---------- Listed records ----------
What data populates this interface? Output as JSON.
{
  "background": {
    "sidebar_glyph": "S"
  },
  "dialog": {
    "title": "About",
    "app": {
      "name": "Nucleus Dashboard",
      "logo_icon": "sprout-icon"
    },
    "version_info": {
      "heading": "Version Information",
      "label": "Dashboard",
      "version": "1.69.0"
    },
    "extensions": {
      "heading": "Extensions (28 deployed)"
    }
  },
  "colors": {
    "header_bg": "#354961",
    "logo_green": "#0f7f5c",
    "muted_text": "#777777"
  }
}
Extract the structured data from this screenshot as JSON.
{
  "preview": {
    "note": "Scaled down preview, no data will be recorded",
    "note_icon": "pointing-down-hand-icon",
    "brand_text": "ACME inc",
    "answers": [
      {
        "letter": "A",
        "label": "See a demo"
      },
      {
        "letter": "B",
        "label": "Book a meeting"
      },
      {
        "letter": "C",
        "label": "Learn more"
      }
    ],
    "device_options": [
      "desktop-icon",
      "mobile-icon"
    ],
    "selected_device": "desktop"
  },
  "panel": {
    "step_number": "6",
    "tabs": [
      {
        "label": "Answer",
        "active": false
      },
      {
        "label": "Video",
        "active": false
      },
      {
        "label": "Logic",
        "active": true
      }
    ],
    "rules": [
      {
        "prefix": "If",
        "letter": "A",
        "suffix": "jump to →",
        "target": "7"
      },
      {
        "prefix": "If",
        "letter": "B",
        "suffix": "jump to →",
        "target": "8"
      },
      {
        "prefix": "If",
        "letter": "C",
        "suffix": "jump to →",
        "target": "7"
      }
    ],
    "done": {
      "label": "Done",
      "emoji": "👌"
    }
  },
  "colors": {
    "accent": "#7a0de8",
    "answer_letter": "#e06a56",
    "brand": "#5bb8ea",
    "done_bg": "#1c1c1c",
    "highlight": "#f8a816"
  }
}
----------
---------- Listed records ----------
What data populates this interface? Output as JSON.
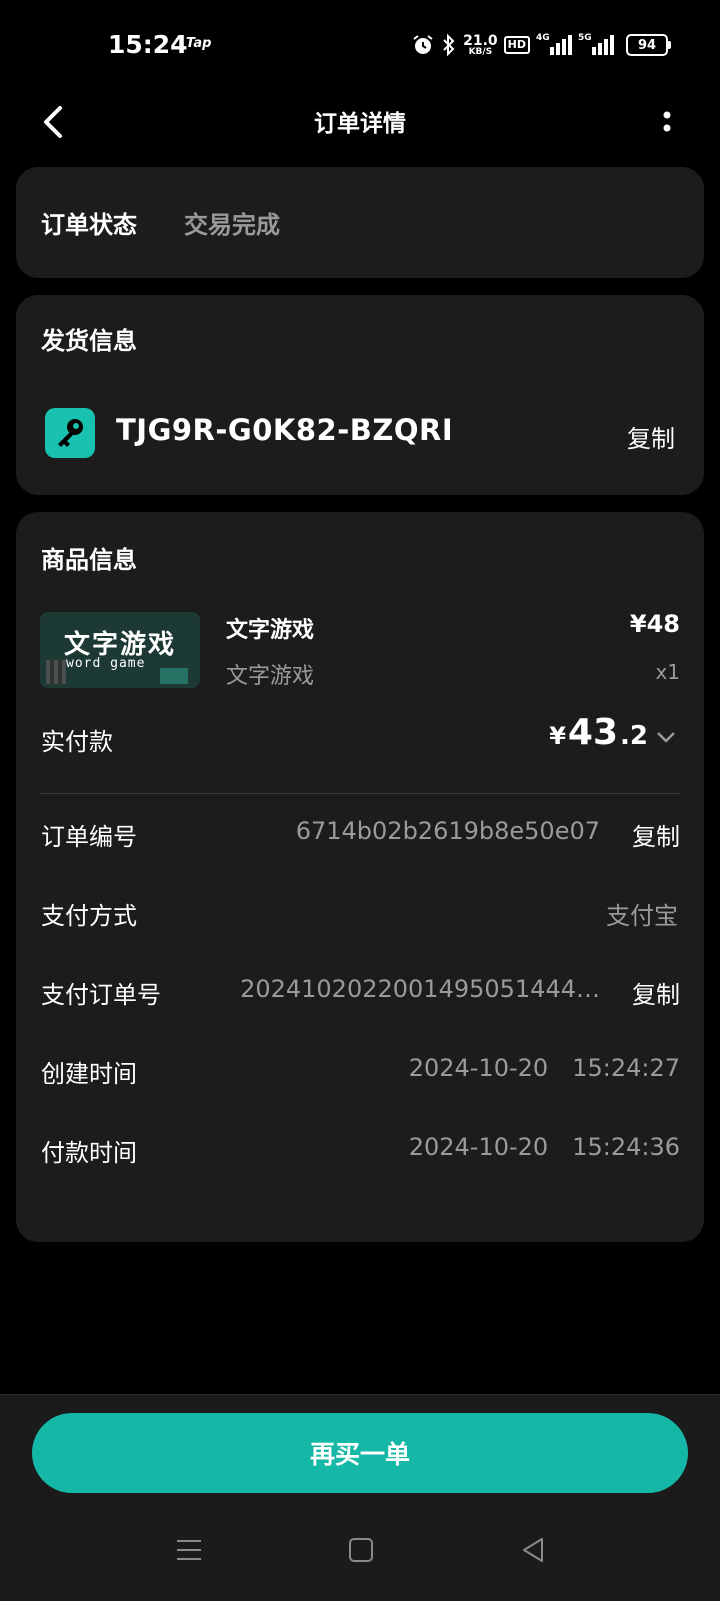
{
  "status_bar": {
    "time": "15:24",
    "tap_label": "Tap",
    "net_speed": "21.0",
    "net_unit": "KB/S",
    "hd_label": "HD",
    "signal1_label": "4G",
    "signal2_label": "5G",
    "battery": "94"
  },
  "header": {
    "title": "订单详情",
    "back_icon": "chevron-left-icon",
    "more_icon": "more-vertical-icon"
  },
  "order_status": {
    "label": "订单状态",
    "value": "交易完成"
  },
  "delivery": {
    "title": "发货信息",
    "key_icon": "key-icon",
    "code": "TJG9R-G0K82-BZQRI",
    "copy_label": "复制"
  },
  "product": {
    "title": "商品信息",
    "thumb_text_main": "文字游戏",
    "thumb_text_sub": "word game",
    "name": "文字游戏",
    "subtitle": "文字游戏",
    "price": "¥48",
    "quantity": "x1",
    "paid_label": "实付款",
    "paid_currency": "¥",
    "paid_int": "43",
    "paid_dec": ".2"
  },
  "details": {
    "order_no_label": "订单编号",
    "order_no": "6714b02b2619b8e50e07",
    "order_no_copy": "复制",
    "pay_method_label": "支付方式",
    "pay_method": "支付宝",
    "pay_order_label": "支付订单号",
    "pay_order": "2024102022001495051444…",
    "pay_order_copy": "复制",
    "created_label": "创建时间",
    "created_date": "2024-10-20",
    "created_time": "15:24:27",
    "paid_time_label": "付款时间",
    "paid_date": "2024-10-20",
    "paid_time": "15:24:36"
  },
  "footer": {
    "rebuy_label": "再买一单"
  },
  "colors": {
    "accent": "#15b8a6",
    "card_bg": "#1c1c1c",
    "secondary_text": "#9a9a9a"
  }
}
----------
[Work to complete] Using the listing, collect all lines in which the string "preview" is found.

[Exercise solution]
  "preview": {
    "note": "Scaled down preview, no data will be recorded",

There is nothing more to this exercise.